Say only how many lines contain the word "Maple".

__Supplied records__.
╔══

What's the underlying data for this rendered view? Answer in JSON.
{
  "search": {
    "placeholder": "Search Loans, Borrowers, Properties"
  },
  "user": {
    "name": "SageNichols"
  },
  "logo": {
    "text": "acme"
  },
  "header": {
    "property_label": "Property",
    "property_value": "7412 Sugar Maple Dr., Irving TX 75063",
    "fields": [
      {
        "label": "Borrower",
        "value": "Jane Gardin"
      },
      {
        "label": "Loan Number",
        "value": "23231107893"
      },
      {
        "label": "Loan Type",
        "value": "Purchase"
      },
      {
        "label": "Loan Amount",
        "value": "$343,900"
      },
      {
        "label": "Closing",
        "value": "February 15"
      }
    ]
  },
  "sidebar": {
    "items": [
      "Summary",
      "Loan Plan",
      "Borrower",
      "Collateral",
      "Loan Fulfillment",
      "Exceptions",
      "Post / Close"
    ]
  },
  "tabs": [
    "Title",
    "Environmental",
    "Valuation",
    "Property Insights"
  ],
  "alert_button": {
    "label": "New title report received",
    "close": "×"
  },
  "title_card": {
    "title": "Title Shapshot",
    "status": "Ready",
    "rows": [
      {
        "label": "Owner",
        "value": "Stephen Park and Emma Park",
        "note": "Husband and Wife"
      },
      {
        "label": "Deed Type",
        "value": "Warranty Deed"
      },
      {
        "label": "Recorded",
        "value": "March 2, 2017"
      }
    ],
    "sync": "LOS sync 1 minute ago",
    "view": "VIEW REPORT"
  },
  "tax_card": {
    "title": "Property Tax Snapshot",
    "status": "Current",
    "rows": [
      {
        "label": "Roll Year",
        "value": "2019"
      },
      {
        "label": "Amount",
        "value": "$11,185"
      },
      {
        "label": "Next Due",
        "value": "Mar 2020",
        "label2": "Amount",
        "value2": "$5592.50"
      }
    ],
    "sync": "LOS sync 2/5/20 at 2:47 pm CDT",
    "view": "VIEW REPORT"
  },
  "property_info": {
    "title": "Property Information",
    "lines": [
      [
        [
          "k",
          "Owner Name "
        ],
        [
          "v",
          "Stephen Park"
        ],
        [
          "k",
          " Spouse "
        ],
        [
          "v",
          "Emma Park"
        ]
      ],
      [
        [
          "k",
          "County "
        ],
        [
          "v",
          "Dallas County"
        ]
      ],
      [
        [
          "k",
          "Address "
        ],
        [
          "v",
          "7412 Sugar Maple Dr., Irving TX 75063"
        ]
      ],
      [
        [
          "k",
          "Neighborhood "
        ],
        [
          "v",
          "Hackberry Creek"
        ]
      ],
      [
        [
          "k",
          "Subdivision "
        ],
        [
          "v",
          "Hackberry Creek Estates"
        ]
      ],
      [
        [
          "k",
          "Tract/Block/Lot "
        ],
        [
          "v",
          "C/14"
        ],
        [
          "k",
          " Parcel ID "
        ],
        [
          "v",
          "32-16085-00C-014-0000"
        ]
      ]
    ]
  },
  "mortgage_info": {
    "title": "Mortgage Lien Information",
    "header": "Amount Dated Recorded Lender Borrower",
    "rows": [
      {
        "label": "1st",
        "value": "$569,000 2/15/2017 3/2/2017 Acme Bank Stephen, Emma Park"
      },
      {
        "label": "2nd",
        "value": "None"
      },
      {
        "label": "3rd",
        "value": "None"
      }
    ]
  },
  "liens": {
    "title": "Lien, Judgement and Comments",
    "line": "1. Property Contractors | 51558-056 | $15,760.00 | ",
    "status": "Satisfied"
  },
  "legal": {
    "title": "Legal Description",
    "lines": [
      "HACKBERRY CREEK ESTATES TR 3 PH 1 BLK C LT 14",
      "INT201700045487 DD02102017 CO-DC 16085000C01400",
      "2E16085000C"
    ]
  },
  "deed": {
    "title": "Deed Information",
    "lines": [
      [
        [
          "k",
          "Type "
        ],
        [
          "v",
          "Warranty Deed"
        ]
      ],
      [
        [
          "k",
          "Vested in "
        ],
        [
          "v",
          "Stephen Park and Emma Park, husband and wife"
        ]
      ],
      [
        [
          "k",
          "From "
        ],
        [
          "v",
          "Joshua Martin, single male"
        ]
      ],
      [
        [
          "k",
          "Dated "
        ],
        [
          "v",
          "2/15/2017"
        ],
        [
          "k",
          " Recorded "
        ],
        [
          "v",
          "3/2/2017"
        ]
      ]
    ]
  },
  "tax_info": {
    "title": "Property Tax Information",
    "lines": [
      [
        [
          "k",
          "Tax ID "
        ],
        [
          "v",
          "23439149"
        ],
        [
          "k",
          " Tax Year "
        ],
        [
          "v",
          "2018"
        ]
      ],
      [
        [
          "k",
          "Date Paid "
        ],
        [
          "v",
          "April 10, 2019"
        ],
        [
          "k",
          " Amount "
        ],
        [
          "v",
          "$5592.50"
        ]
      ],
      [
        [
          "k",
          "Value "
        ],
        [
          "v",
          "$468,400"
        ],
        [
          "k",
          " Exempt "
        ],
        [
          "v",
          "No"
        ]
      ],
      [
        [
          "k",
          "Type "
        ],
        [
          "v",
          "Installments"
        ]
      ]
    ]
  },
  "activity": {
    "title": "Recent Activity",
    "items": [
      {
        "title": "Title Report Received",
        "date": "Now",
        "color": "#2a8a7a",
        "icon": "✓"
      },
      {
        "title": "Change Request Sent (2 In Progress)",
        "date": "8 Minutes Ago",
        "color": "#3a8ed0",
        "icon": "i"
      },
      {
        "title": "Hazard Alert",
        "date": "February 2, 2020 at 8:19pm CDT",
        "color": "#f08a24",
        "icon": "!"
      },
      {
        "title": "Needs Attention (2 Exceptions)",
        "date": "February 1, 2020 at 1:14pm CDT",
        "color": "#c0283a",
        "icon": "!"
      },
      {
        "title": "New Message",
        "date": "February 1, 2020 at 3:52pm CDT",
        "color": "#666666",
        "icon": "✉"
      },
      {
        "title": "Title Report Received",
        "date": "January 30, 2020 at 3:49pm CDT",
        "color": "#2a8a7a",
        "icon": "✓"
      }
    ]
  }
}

╚══

__Task solution__.
2